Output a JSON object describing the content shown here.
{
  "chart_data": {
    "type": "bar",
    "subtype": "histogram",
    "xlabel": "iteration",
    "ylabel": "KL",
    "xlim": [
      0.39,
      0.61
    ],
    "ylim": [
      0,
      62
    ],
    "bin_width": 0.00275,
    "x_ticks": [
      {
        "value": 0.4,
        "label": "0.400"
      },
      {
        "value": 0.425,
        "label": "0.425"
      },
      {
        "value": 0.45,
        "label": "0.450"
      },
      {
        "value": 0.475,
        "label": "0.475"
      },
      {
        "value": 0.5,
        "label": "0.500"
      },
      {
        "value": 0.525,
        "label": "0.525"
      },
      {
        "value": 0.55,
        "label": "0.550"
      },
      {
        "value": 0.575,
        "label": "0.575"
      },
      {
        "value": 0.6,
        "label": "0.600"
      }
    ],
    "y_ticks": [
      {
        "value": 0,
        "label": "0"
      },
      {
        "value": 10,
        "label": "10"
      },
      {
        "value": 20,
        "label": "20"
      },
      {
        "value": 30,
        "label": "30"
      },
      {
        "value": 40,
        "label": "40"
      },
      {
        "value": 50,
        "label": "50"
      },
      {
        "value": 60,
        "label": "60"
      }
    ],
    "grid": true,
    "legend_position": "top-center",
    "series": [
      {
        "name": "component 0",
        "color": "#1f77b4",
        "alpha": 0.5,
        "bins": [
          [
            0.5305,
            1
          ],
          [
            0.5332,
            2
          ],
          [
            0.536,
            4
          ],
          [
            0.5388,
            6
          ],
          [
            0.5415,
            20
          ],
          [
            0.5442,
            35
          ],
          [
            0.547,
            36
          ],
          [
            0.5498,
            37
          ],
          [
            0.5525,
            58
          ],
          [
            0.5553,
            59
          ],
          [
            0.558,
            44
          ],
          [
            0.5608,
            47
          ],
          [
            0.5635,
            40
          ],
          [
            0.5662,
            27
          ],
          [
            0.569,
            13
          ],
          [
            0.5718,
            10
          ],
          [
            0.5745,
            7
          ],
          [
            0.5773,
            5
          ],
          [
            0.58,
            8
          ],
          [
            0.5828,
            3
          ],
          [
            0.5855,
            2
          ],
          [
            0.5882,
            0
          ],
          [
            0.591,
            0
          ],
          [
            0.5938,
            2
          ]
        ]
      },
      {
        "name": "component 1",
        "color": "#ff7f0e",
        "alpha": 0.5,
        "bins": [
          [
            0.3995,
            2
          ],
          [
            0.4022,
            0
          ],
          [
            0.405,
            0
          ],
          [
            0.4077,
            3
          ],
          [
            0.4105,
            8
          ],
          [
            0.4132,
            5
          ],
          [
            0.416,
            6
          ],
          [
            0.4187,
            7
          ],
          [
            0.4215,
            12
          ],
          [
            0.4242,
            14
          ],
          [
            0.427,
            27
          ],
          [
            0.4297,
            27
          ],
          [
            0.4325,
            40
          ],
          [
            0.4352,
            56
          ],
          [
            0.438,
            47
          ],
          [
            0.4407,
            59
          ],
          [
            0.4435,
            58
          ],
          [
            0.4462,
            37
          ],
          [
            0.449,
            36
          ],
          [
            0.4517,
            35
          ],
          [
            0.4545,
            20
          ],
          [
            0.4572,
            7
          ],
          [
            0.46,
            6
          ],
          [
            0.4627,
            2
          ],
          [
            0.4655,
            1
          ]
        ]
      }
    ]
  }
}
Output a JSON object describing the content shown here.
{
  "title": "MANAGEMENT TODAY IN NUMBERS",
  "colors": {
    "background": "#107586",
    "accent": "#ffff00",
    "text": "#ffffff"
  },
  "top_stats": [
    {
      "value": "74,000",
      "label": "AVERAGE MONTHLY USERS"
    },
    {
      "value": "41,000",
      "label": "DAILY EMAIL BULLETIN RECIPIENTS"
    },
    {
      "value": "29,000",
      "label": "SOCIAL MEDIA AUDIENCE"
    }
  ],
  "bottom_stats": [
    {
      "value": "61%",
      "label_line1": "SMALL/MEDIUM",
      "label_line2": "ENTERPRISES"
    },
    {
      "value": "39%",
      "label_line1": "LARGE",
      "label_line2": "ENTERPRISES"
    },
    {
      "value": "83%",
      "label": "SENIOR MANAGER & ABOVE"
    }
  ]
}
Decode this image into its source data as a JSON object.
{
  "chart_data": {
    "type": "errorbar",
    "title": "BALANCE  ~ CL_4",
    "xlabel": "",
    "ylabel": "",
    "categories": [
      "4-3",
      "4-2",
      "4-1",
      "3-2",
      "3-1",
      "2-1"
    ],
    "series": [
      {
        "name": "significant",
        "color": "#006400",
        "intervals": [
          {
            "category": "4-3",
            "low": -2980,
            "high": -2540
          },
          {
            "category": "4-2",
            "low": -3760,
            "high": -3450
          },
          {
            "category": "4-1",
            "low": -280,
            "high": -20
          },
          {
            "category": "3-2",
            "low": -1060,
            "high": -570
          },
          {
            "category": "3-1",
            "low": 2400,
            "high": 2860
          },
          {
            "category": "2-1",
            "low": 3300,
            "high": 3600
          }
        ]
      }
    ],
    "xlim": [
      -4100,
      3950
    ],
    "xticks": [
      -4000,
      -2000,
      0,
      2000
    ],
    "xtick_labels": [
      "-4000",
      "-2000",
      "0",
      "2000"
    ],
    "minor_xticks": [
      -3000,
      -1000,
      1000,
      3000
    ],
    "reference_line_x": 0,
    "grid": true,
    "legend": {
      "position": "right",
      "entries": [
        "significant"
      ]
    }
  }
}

• [WHAT NEEDS TO BE DONE]: Leave out every line without the string "high" and copy the rest.

• [RESPONSE FOR THIS EXERCISE]:
            "high": -2540
            "high": -3450
            "high": -20
            "high": -570
            "high": 2860
            "high": 3600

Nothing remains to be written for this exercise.